Part of a data file:
========
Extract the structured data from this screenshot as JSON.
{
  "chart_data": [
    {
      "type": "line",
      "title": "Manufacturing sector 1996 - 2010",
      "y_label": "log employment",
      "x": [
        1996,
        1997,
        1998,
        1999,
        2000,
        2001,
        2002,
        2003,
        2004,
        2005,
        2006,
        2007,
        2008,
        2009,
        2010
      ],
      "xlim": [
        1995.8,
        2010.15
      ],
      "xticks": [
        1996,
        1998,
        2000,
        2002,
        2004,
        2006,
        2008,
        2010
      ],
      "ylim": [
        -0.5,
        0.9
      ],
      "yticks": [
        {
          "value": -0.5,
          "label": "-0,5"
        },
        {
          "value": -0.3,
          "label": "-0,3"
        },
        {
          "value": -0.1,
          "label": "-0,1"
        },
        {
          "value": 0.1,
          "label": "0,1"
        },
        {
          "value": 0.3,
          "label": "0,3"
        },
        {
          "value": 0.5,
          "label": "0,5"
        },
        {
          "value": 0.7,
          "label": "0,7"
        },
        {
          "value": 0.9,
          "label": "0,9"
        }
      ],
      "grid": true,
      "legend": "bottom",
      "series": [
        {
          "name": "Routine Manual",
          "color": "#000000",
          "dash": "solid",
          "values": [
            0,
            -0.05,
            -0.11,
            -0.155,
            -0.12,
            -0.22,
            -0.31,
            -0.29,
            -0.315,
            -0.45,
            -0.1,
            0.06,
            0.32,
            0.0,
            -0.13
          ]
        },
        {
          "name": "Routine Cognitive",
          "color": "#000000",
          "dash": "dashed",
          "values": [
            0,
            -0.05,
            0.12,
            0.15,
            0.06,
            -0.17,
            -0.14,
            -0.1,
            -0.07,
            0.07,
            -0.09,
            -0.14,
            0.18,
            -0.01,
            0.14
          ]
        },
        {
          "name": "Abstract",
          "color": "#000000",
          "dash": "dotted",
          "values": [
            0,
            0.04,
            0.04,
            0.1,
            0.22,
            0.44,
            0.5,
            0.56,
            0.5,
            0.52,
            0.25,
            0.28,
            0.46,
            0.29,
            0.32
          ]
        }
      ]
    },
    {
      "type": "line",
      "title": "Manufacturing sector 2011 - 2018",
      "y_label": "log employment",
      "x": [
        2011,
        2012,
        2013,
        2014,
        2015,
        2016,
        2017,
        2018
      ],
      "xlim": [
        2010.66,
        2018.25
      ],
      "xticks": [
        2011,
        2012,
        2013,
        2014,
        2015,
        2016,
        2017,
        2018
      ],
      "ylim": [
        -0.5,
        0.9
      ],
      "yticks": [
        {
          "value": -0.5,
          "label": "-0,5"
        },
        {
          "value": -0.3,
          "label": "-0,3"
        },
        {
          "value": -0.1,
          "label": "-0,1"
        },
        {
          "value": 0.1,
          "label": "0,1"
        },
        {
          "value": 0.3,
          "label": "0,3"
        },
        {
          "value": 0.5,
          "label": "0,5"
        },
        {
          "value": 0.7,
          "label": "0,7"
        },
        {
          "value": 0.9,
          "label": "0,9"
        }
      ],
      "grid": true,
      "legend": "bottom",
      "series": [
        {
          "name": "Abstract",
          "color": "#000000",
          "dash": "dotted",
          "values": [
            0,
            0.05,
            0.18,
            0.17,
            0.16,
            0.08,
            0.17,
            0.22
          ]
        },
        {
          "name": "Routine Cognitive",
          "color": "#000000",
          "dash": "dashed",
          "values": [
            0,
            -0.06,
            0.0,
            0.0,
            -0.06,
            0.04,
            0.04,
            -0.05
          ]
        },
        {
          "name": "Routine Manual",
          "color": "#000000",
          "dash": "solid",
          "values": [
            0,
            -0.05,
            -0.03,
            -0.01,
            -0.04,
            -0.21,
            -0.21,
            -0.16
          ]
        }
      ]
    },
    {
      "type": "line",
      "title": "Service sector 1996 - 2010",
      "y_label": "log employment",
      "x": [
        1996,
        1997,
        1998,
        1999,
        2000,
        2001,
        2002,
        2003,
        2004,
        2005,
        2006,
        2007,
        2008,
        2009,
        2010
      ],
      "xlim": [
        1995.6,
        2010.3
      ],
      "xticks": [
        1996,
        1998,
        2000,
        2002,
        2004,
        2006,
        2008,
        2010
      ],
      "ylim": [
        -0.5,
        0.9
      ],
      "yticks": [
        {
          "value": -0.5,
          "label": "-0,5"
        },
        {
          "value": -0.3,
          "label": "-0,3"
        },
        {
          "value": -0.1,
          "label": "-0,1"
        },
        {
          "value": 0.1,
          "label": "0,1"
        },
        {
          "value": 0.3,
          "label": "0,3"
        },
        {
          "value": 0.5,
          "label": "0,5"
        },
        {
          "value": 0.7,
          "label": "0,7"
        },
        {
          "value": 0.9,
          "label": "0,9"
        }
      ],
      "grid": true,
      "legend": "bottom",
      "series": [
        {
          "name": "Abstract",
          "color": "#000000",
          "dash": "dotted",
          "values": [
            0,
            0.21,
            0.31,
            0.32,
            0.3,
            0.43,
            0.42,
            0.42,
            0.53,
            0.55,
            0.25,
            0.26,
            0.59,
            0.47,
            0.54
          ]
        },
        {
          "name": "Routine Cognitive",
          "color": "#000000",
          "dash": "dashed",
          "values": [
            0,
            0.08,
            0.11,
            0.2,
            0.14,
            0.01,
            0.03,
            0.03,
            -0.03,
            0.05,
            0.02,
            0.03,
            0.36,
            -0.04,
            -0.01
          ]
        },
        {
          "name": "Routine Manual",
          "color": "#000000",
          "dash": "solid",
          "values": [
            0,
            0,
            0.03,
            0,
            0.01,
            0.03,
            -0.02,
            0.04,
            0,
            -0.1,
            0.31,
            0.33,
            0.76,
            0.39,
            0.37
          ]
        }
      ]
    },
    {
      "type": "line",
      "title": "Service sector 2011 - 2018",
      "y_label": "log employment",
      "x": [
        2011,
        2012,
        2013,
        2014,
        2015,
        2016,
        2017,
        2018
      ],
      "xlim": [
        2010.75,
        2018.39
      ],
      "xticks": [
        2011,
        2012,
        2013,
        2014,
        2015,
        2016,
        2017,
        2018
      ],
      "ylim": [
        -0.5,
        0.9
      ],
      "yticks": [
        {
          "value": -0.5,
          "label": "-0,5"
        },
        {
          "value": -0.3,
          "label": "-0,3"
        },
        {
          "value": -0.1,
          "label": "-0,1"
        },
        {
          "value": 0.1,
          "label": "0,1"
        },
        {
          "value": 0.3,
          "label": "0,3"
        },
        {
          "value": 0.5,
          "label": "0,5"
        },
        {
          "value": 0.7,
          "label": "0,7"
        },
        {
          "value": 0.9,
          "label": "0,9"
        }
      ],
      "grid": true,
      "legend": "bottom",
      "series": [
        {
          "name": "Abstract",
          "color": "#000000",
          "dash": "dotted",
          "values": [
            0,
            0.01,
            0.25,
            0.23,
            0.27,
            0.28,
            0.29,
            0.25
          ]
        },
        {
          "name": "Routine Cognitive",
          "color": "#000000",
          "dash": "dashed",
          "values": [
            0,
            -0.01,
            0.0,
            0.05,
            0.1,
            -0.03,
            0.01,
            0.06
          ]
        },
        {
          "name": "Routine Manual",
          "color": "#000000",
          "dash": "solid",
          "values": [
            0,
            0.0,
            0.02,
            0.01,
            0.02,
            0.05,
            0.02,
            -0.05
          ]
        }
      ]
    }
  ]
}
========
Do this: From the records given above, copy all lines containing "title".

Expected output:
      "title": "Manufacturing sector 1996 - 2010",
      "title": "Manufacturing sector 2011 - 2018",
      "title": "Service sector 1996 - 2010",
      "title": "Service sector 2011 - 2018",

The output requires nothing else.